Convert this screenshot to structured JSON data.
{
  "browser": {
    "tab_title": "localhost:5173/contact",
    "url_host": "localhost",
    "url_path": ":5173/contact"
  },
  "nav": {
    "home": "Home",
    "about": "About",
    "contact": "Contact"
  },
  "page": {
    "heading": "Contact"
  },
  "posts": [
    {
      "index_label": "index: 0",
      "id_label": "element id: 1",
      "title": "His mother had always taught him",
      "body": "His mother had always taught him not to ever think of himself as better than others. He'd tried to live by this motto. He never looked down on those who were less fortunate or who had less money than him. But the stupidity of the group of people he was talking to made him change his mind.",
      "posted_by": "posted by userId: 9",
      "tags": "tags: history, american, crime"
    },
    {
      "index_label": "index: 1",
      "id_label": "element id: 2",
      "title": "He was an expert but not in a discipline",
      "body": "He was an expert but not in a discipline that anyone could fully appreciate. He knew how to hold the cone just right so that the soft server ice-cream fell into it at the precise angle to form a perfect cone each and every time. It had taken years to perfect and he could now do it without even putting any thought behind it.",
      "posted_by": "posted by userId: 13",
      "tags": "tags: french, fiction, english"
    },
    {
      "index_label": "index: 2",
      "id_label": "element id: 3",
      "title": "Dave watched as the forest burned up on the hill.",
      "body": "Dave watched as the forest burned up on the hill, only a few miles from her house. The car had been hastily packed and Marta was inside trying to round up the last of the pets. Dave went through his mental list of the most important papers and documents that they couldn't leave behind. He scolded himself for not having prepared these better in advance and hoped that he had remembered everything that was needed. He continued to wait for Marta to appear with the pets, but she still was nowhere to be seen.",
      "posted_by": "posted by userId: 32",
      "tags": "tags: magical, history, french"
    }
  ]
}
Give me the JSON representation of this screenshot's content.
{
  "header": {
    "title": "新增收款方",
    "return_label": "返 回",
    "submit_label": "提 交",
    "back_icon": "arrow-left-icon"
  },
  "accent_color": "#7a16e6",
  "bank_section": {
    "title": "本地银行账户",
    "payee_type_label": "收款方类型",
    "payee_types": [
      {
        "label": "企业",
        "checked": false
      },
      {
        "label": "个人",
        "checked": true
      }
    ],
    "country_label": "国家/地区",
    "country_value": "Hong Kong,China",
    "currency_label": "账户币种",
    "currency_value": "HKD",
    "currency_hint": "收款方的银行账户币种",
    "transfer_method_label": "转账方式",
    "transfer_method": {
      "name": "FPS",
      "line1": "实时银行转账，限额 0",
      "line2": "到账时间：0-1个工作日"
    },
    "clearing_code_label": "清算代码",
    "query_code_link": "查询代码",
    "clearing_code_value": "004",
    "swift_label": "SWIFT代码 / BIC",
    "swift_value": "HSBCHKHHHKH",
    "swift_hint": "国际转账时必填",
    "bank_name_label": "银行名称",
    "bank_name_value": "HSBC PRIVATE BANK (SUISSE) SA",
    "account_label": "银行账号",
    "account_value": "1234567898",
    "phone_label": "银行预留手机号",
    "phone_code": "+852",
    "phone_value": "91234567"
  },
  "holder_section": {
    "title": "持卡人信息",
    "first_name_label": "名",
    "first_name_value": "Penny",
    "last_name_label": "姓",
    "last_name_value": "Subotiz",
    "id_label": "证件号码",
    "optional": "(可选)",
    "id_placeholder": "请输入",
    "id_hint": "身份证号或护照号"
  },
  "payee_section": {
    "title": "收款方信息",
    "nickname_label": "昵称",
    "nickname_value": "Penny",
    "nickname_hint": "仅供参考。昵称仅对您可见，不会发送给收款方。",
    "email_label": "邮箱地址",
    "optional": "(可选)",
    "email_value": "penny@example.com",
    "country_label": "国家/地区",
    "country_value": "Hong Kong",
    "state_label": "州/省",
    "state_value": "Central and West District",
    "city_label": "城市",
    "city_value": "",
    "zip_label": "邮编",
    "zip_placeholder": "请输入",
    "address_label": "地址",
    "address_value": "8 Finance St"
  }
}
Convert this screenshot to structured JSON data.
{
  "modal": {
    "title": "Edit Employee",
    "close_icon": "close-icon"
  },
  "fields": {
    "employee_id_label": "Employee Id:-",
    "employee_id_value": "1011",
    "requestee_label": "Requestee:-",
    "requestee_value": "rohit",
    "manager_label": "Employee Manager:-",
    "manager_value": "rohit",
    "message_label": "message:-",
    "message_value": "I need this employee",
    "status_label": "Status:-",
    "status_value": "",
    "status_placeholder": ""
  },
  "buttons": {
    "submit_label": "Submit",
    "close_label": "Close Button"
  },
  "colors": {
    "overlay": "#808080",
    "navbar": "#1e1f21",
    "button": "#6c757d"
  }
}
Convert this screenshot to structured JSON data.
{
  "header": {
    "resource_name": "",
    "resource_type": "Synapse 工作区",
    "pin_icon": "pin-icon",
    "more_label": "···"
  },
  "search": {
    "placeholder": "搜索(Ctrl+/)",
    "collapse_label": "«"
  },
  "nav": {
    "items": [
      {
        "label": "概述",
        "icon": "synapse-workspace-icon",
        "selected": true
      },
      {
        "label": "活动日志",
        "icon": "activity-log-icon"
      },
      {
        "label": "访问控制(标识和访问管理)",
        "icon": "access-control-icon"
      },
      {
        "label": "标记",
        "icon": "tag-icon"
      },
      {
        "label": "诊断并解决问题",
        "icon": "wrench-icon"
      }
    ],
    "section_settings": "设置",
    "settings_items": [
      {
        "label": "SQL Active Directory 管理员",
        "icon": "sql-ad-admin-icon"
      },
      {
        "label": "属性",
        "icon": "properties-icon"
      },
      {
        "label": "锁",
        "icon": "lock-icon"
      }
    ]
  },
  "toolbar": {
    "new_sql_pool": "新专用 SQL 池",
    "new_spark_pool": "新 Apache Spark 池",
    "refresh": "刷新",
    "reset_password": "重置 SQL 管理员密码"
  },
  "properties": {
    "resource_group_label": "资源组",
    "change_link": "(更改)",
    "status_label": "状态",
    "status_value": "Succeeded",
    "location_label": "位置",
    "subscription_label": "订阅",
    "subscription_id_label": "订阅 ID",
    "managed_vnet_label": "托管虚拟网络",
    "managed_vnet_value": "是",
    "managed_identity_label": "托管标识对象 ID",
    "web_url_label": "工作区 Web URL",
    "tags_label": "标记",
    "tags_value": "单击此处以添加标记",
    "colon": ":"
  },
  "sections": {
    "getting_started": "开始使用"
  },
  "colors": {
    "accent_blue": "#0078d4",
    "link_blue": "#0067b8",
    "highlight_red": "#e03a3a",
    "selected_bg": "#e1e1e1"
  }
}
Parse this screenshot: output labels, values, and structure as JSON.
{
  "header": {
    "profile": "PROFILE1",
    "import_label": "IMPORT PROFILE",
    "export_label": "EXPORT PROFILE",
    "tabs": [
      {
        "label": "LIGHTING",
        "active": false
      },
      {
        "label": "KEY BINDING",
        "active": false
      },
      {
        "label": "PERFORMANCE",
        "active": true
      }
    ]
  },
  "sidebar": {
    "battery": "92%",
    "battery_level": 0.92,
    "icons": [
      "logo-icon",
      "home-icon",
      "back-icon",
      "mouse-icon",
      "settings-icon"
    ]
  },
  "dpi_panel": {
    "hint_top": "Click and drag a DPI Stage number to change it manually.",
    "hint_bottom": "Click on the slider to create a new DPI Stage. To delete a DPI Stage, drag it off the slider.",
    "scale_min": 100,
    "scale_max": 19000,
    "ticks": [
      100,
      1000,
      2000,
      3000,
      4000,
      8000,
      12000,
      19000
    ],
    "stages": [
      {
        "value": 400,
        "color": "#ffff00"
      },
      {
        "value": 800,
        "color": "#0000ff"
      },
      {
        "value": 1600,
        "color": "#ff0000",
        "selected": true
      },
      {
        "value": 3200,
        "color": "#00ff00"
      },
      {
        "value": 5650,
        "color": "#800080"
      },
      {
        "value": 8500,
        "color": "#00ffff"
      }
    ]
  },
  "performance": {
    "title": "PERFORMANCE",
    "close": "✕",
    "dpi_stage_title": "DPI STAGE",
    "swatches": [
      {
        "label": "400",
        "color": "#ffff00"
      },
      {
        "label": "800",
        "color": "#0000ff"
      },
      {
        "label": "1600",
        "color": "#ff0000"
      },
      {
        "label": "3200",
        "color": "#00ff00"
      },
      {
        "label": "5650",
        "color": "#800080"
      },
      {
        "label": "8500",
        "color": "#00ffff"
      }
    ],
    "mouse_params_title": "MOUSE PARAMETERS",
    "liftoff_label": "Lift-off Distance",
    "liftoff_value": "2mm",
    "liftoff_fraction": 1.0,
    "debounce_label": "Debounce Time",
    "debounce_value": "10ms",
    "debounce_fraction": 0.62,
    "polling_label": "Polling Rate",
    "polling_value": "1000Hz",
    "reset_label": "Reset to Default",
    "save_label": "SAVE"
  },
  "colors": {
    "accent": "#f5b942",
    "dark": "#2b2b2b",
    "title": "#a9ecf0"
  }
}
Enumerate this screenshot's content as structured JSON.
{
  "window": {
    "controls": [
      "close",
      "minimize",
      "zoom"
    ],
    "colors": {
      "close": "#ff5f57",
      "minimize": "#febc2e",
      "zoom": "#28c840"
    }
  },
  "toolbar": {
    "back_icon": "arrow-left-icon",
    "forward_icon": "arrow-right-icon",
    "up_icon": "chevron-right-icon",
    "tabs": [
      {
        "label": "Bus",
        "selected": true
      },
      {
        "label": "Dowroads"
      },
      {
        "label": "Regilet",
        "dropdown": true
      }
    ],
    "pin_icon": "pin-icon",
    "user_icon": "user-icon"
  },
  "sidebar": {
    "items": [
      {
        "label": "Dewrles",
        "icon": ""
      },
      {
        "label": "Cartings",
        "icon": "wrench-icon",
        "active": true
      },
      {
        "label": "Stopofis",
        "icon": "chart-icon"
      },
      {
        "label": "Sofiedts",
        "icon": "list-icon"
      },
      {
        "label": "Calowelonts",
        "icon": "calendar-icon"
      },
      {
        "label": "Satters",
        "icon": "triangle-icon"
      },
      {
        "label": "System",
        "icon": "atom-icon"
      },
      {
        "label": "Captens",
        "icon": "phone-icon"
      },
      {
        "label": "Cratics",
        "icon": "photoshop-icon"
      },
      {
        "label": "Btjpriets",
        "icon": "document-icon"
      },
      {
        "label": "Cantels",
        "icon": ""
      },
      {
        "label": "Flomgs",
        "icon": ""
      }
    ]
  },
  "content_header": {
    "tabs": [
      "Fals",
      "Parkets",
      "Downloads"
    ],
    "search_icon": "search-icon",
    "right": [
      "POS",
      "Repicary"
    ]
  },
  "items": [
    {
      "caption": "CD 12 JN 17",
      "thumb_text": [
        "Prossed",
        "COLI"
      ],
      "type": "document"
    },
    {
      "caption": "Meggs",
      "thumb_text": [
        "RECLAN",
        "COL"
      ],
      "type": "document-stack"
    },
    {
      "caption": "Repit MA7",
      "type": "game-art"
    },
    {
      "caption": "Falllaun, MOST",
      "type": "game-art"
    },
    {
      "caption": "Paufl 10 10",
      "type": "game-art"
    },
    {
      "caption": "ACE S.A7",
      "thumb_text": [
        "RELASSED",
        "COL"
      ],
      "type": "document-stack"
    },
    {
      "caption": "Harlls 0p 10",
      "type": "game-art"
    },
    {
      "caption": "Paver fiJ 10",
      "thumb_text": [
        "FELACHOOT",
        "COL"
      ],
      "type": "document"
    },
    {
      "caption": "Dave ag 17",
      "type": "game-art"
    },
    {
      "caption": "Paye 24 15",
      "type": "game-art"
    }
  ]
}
════════
▶ **OBJECTIVE**: Gather each line holding the string "list".

▶ **WORKED ANSWER**:
      "body": "Dave watched as the forest burned up on the hill, only a few miles from her house. The car had been hastily packed and Marta was inside trying to round up the last of the pets. Dave went through his mental list of the most important papers and documents that they couldn't leave behind. He scolded himself for not having prepared these better in advance and hoped that he had remembered everything that was needed. He continued to wait for Marta to appear with the pets, but she still was nowhere to be seen.",
        "icon": "list-icon"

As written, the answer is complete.